*Objective:*
Comb the records below for the string "fond" and copy each line where it turns up.

*Stored data:*
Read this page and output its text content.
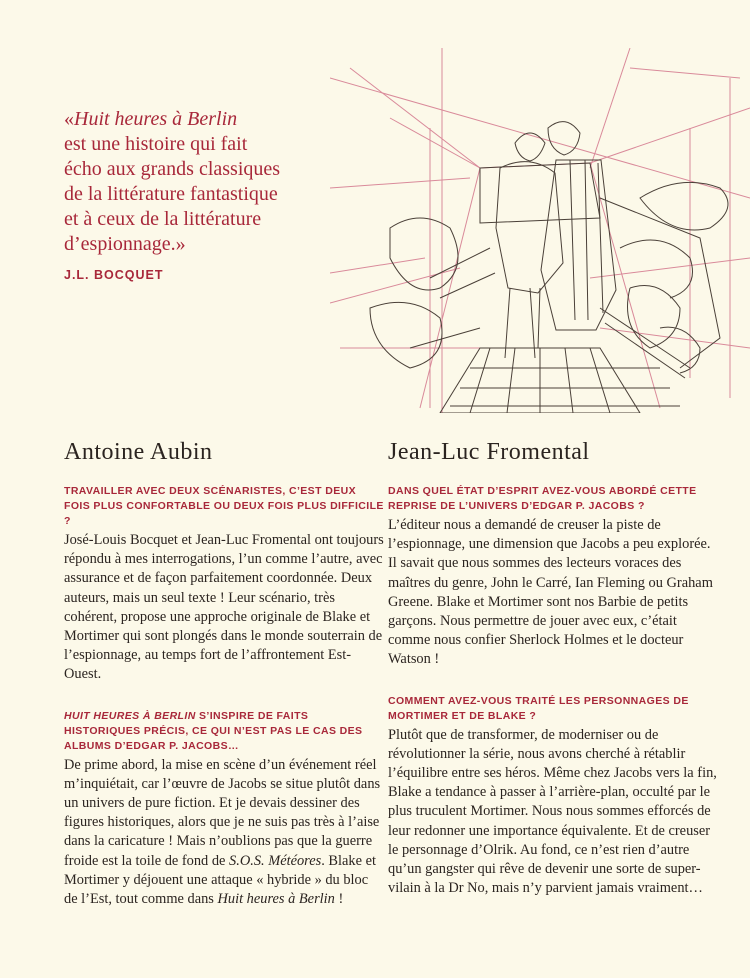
«Huit heures à Berlin

est une histoire qui fait

écho aux grands classiques

de la littérature fantastique

et à ceux de la littérature

d’espionnage.»

J.L. BOCQUET
Antoine Aubin

TRAVAILLER AVEC DEUX SCÉNARISTES, C’EST DEUX FOIS PLUS CONFORTABLE OU DEUX FOIS PLUS DIFFICILE ?

José-Louis Bocquet et Jean-Luc Fromental ont toujours répondu à mes interrogations, l’un comme l’autre, avec assurance et de façon parfaitement coordonnée. Deux auteurs, mais un seul texte ! Leur scénario, très cohérent, propose une approche originale de Blake et Mortimer qui sont plongés dans le monde souterrain de l’espionnage, au temps fort de l’affrontement Est-Ouest.

HUIT HEURES À BERLIN S’INSPIRE DE FAITS HISTORIQUES PRÉCIS, CE QUI N’EST PAS LE CAS DES ALBUMS D’EDGAR P. JACOBS…

De prime abord, la mise en scène d’un événement réel m’inquiétait, car l’œuvre de Jacobs se situe plutôt dans un univers de pure fiction. Et je devais dessiner des figures historiques, alors que je ne suis pas très à l’aise dans la caricature ! Mais n’oublions pas que la guerre froide est la toile de fond de S.O.S. Météores. Blake et Mortimer y déjouent une attaque « hybride » du bloc de l’Est, tout comme dans Huit heures à Berlin !

Jean-Luc Fromental

DANS QUEL ÉTAT D’ESPRIT AVEZ-VOUS ABORDÉ CETTE REPRISE DE L’UNIVERS D’EDGAR P. JACOBS ?

L’éditeur nous a demandé de creuser la piste de l’espionnage, une dimension que Jacobs a peu explorée. Il savait que nous sommes des lecteurs voraces des maîtres du genre, John le Carré, Ian Fleming ou Graham Greene. Blake et Mortimer sont nos Barbie de petits garçons. Nous permettre de jouer avec eux, c’était comme nous confier Sherlock Holmes et le docteur Watson !

COMMENT AVEZ-VOUS TRAITÉ LES PERSONNAGES DE MORTIMER ET DE BLAKE ?

Plutôt que de transformer, de moderniser ou de révolutionner la série, nous avons cherché à rétablir l’équilibre entre ses héros. Même chez Jacobs vers la fin, Blake a tendance à passer à l’arrière-plan, occulté par le plus truculent Mortimer. Nous nous sommes efforcés de leur redonner une importance équivalente. Et de creuser le personnage d’Olrik. Au fond, ce n’est rien d’autre qu’un gangster qui rêve de devenir une sorte de super-vilain à la Dr No, mais n’y parvient jamais vraiment…
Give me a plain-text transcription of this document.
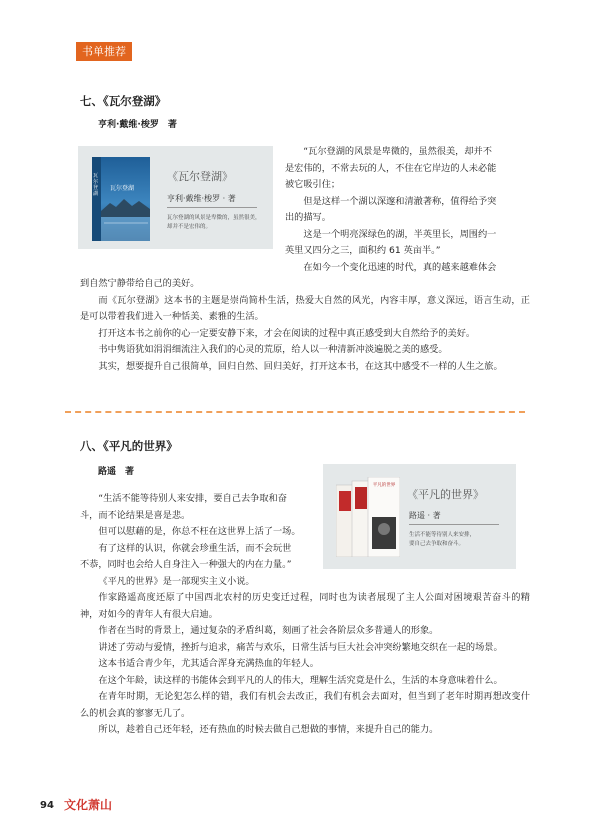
书单推荐
七、《瓦尔登湖》
亨利·戴维·梭罗　著
瓦尔登湖
瓦尔登湖
《瓦尔登湖》
亨利·戴维·梭罗 · 著
瓦尔登湖的风景是卑微的，虽然很美，
却并不是宏伟的。

“瓦尔登湖的风景是卑微的，虽然很美，却并不

是宏伟的，不常去玩的人，不住在它岸边的人未必能

被它吸引住；

但是这样一个湖以深邃和清澈著称，值得给予突

出的描写。

这是一个明亮深绿色的湖，半英里长，周围约一

英里又四分之三，面积约 61 英亩半。”

在如今一个变化迅速的时代，真的越来越难体会

到自然宁静带给自己的美好。

而《瓦尔登湖》这本书的主题是崇尚简朴生活，热爱大自然的风光，内容丰厚，意义深远，语言生动，正是可以带着我们进入一种恬美、素雅的生活。

打开这本书之前你的心一定要安静下来，才会在阅读的过程中真正感受到大自然给予的美好。

书中隽语犹如涓涓细流注入我们的心灵的荒原，给人以一种清新冲淡遍脱之美的感受。

其实，想要提升自己很简单，回归自然、回归美好，打开这本书，在这其中感受不一样的人生之旅。

八、《平凡的世界》
路遥　著
平凡的世界
《平凡的世界》
路遥 · 著
生活不能等待别人来安排，
要自己去争取和奋斗。

“生活不能等待别人来安排，要自己去争取和奋

斗，而不论结果是喜是悲。

但可以慰藉的是，你总不枉在这世界上活了一场。

有了这样的认识，你就会珍重生活，而不会玩世

不恭，同时也会给人自身注入一种强大的内在力量。”

《平凡的世界》是一部现实主义小说。

作家路遥高度还原了中国西北农村的历史变迁过程，同时也为读者展现了主人公面对困境艰苦奋斗的精神，对如今的青年人有很大启迪。

作者在当时的背景上，通过复杂的矛盾纠葛，刻画了社会各阶层众多普通人的形象。

讲述了劳动与爱情，挫折与追求，痛苦与欢乐，日常生活与巨大社会冲突纷繁地交织在一起的场景。

这本书适合青少年，尤其适合浑身充满热血的年轻人。

在这个年龄，读这样的书能体会到平凡的人的伟大，理解生活究竟是什么，生活的本身意味着什么。

在青年时期，无论犯怎么样的错，我们有机会去改正，我们有机会去面对，但当到了老年时期再想改变什么的机会真的寥寥无几了。

所以，趁着自己还年轻，还有热血的时候去做自己想做的事情，来提升自己的能力。

94 文化萧山
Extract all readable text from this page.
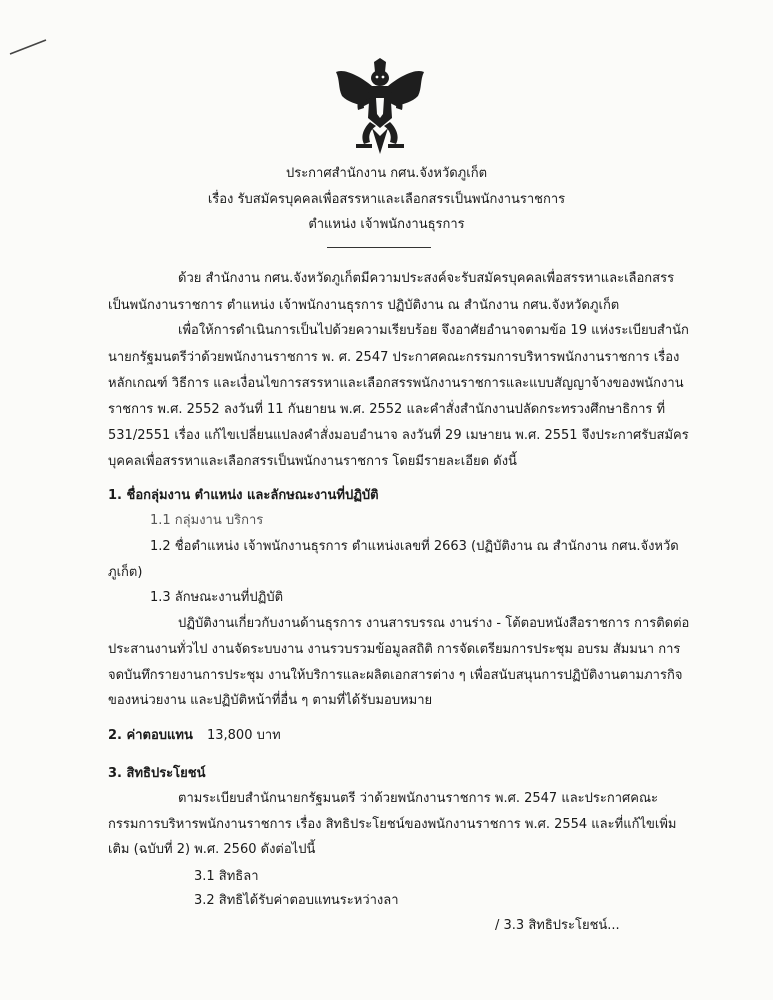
ประกาศสำนักงาน กศน.จังหวัดภูเก็ต
เรื่อง รับสมัครบุคคลเพื่อสรรหาและเลือกสรรเป็นพนักงานราชการ
ตำแหน่ง เจ้าพนักงานธุรการ
ด้วย สำนักงาน กศน.จังหวัดภูเก็ตมีความประสงค์จะรับสมัครบุคคลเพื่อสรรหาและเลือกสรร
เป็นพนักงานราชการ ตำแหน่ง เจ้าพนักงานธุรการ ปฏิบัติงาน ณ สำนักงาน กศน.จังหวัดภูเก็ต
เพื่อให้การดำเนินการเป็นไปด้วยความเรียบร้อย จึงอาศัยอำนาจตามข้อ 19 แห่งระเบียบสำนัก
นายกรัฐมนตรีว่าด้วยพนักงานราชการ พ. ศ. 2547 ประกาศคณะกรรมการบริหารพนักงานราชการ เรื่อง
หลักเกณฑ์ วิธีการ และเงื่อนไขการสรรหาและเลือกสรรพนักงานราชการและแบบสัญญาจ้างของพนักงาน
ราชการ พ.ศ. 2552 ลงวันที่ 11 กันยายน พ.ศ. 2552 และคำสั่งสำนักงานปลัดกระทรวงศึกษาธิการ ที่
531/2551 เรื่อง แก้ไขเปลี่ยนแปลงคำสั่งมอบอำนาจ ลงวันที่ 29 เมษายน พ.ศ. 2551 จึงประกาศรับสมัคร
บุคคลเพื่อสรรหาและเลือกสรรเป็นพนักงานราชการ โดยมีรายละเอียด ดังนี้
1. ชื่อกลุ่มงาน ตำแหน่ง และลักษณะงานที่ปฏิบัติ
1.1 กลุ่มงาน บริการ
1.2 ชื่อตำแหน่ง เจ้าพนักงานธุรการ ตำแหน่งเลขที่ 2663 (ปฏิบัติงาน ณ สำนักงาน กศน.จังหวัด
ภูเก็ต)
1.3 ลักษณะงานที่ปฏิบัติ
ปฏิบัติงานเกี่ยวกับงานด้านธุรการ งานสารบรรณ งานร่าง - โต้ตอบหนังสือราชการ การติดต่อ
ประสานงานทั่วไป งานจัดระบบงาน งานรวบรวมข้อมูลสถิติ การจัดเตรียมการประชุม อบรม สัมมนา การ
จดบันทึกรายงานการประชุม งานให้บริการและผลิตเอกสารต่าง ๆ เพื่อสนับสนุนการปฏิบัติงานตามภารกิจ
ของหน่วยงาน และปฏิบัติหน้าที่อื่น ๆ ตามที่ได้รับมอบหมาย
2. ค่าตอบแทน 13,800 บาท
3. สิทธิประโยชน์
ตามระเบียบสำนักนายกรัฐมนตรี ว่าด้วยพนักงานราชการ พ.ศ. 2547 และประกาศคณะ
กรรมการบริหารพนักงานราชการ เรื่อง สิทธิประโยชน์ของพนักงานราชการ พ.ศ. 2554 และที่แก้ไขเพิ่ม
เติม (ฉบับที่ 2) พ.ศ. 2560 ดังต่อไปนี้
3.1 สิทธิลา
3.2 สิทธิได้รับค่าตอบแทนระหว่างลา
/ 3.3 สิทธิประโยชน์...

*Full response:*
De prime abord, la mise en scène d’un événement réel m’inquiétait, car l’œuvre de Jacobs se situe plutôt dans un univers de pure fiction. Et je devais dessiner des figures historiques, alors que je ne suis pas très à l’aise dans la caricature ! Mais n’oublions pas que la guerre froide est la toile de fond de S.O.S. Météores. Blake et Mortimer y déjouent une attaque « hybride » du bloc de l’Est, tout comme dans Huit heures à Berlin !
Plutôt que de transformer, de moderniser ou de révolutionner la série, nous avons cherché à rétablir l’équilibre entre ses héros. Même chez Jacobs vers la fin, Blake a tendance à passer à l’arrière-plan, occulté par le plus truculent Mortimer. Nous nous sommes efforcés de leur redonner une importance équivalente. Et de creuser le personnage d’Olrik. Au fond, ce n’est rien d’autre qu’un gangster qui rêve de devenir une sorte de super-vilain à la Dr No, mais n’y parvient jamais vraiment…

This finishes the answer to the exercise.